_Given exercise_: Which lines have the string "mixture"? Copy all of them from the entries below.
-- START OF Data to use --
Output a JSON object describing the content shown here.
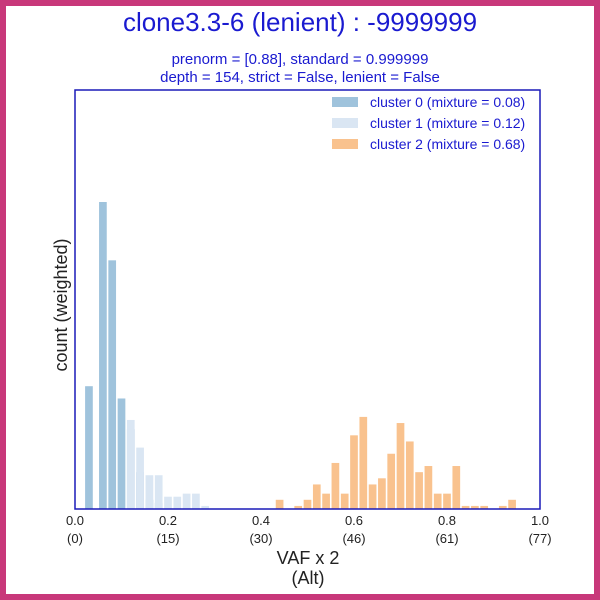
{
  "chart_data": {
    "type": "bar",
    "title": "clone3.3-6 (lenient) : -9999999",
    "subtitle_lines": [
      "prenorm = [0.88], standard = 0.999999",
      "depth = 154, strict = False, lenient = False"
    ],
    "xlabel_lines": [
      "VAF x 2",
      "(Alt)"
    ],
    "ylabel": "count (weighted)",
    "xlim": [
      0.0,
      1.0
    ],
    "ylim": [
      0,
      1.0
    ],
    "x_ticks": [
      {
        "value": 0.0,
        "label": "0.0",
        "sublabel": "(0)"
      },
      {
        "value": 0.2,
        "label": "0.2",
        "sublabel": "(15)"
      },
      {
        "value": 0.4,
        "label": "0.4",
        "sublabel": "(30)"
      },
      {
        "value": 0.6,
        "label": "0.6",
        "sublabel": "(46)"
      },
      {
        "value": 0.8,
        "label": "0.8",
        "sublabel": "(61)"
      },
      {
        "value": 1.0,
        "label": "1.0",
        "sublabel": "(77)"
      }
    ],
    "y_ticks_visible": false,
    "grid": false,
    "legend_position": "top-right",
    "bin_width": 0.02,
    "series": [
      {
        "name": "cluster 0  (mixture = 0.08)",
        "color": "#9fc3dc",
        "x": [
          0.03,
          0.06,
          0.08,
          0.1,
          0.12,
          0.14,
          0.16,
          0.18
        ],
        "values": [
          0.4,
          1.0,
          0.81,
          0.36,
          0.26,
          0.12,
          0.03,
          0.02
        ]
      },
      {
        "name": "cluster 1  (mixture = 0.12)",
        "color": "#dae6f3",
        "x": [
          0.12,
          0.14,
          0.16,
          0.18,
          0.2,
          0.22,
          0.24,
          0.26,
          0.28
        ],
        "values": [
          0.29,
          0.2,
          0.11,
          0.11,
          0.04,
          0.04,
          0.05,
          0.05,
          0.01
        ]
      },
      {
        "name": "cluster 2  (mixture = 0.68)",
        "color": "#f9c28e",
        "x": [
          0.44,
          0.48,
          0.5,
          0.52,
          0.54,
          0.56,
          0.58,
          0.6,
          0.62,
          0.64,
          0.66,
          0.68,
          0.7,
          0.72,
          0.74,
          0.76,
          0.78,
          0.8,
          0.82,
          0.84,
          0.86,
          0.88,
          0.92,
          0.94
        ],
        "values": [
          0.03,
          0.01,
          0.03,
          0.08,
          0.05,
          0.15,
          0.05,
          0.24,
          0.3,
          0.08,
          0.1,
          0.18,
          0.28,
          0.22,
          0.12,
          0.14,
          0.05,
          0.05,
          0.14,
          0.01,
          0.01,
          0.01,
          0.01,
          0.03
        ]
      }
    ],
    "frame_color": "#1a1ab8"
  }
}
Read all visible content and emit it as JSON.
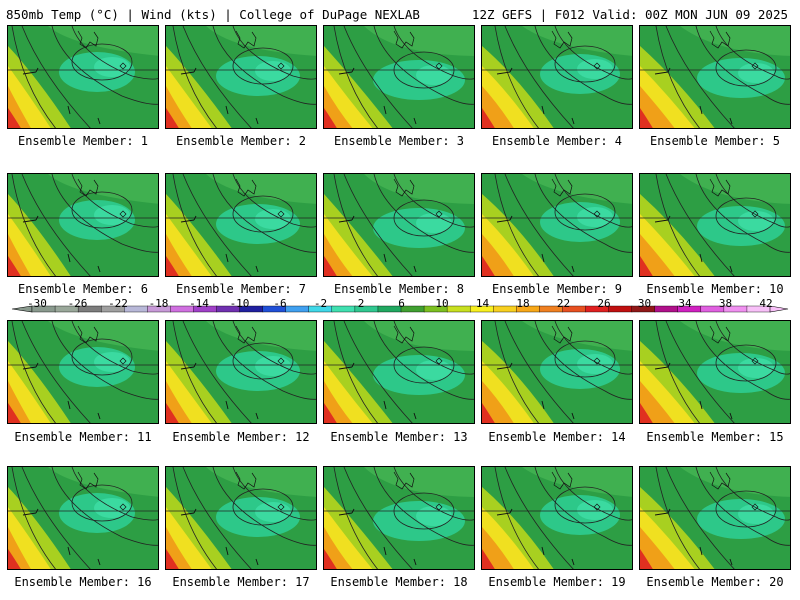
{
  "header": {
    "left_title": "850mb Temp (°C) | Wind (kts) | College of DuPage NEXLAB",
    "right_title": "12Z GEFS | F012 Valid: 00Z MON JUN 09 2025"
  },
  "members": [
    {
      "label": "Ensemble Member: 1"
    },
    {
      "label": "Ensemble Member: 2"
    },
    {
      "label": "Ensemble Member: 3"
    },
    {
      "label": "Ensemble Member: 4"
    },
    {
      "label": "Ensemble Member: 5"
    },
    {
      "label": "Ensemble Member: 6"
    },
    {
      "label": "Ensemble Member: 7"
    },
    {
      "label": "Ensemble Member: 8"
    },
    {
      "label": "Ensemble Member: 9"
    },
    {
      "label": "Ensemble Member: 10"
    },
    {
      "label": "Ensemble Member: 11"
    },
    {
      "label": "Ensemble Member: 12"
    },
    {
      "label": "Ensemble Member: 13"
    },
    {
      "label": "Ensemble Member: 14"
    },
    {
      "label": "Ensemble Member: 15"
    },
    {
      "label": "Ensemble Member: 16"
    },
    {
      "label": "Ensemble Member: 17"
    },
    {
      "label": "Ensemble Member: 18"
    },
    {
      "label": "Ensemble Member: 19"
    },
    {
      "label": "Ensemble Member: 20"
    }
  ],
  "colorbar": {
    "tick_labels": [
      "-30",
      "-26",
      "-22",
      "-18",
      "-14",
      "-10",
      "-6",
      "-2",
      "2",
      "6",
      "10",
      "14",
      "18",
      "22",
      "26",
      "30",
      "34",
      "38",
      "42"
    ],
    "colors": [
      "#8a9a8e",
      "#9aa89a",
      "#7d7d7d",
      "#a0a0a0",
      "#b8b8d8",
      "#c89ad8",
      "#d070e0",
      "#a040c8",
      "#7030b0",
      "#2020a0",
      "#2050d8",
      "#40a0f0",
      "#40d8e8",
      "#40e0b0",
      "#30c890",
      "#20a860",
      "#40a030",
      "#7cc020",
      "#c8e020",
      "#f8f020",
      "#f8d020",
      "#f8a818",
      "#f08020",
      "#e85020",
      "#e02020",
      "#c01010",
      "#901818",
      "#b0108a",
      "#d020c0",
      "#e060e0",
      "#f090f0",
      "#f8c0f8"
    ]
  },
  "map_colors": {
    "teal": "#2ecf95",
    "green_light": "#40b050",
    "green_dark": "#1e8f3a",
    "yellow_green": "#a8d020",
    "yellow": "#f0e020",
    "orange": "#f0a018",
    "red": "#e03020"
  }
}
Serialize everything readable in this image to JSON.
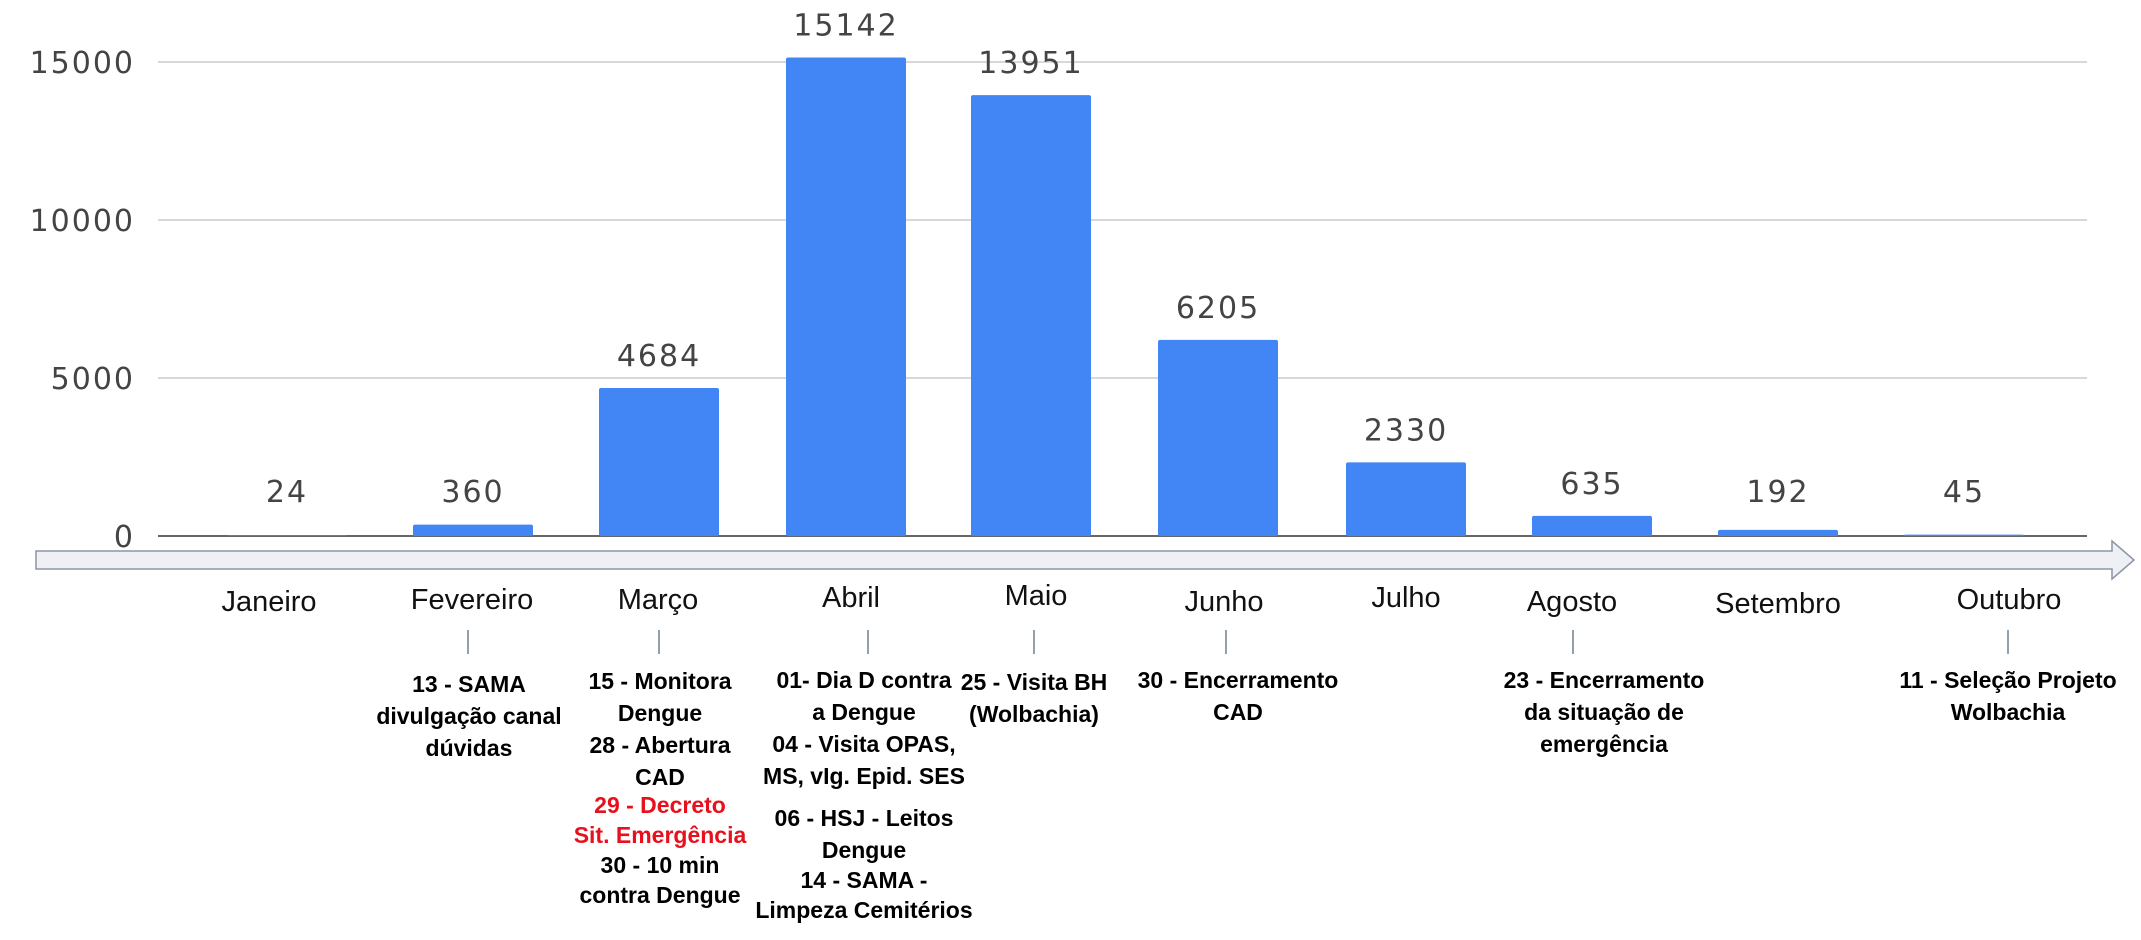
-- END OF Data to use --
_Result_:
        "name": "cluster 0  (mixture = 0.08)",
        "name": "cluster 1  (mixture = 0.12)",
        "name": "cluster 2  (mixture = 0.68)",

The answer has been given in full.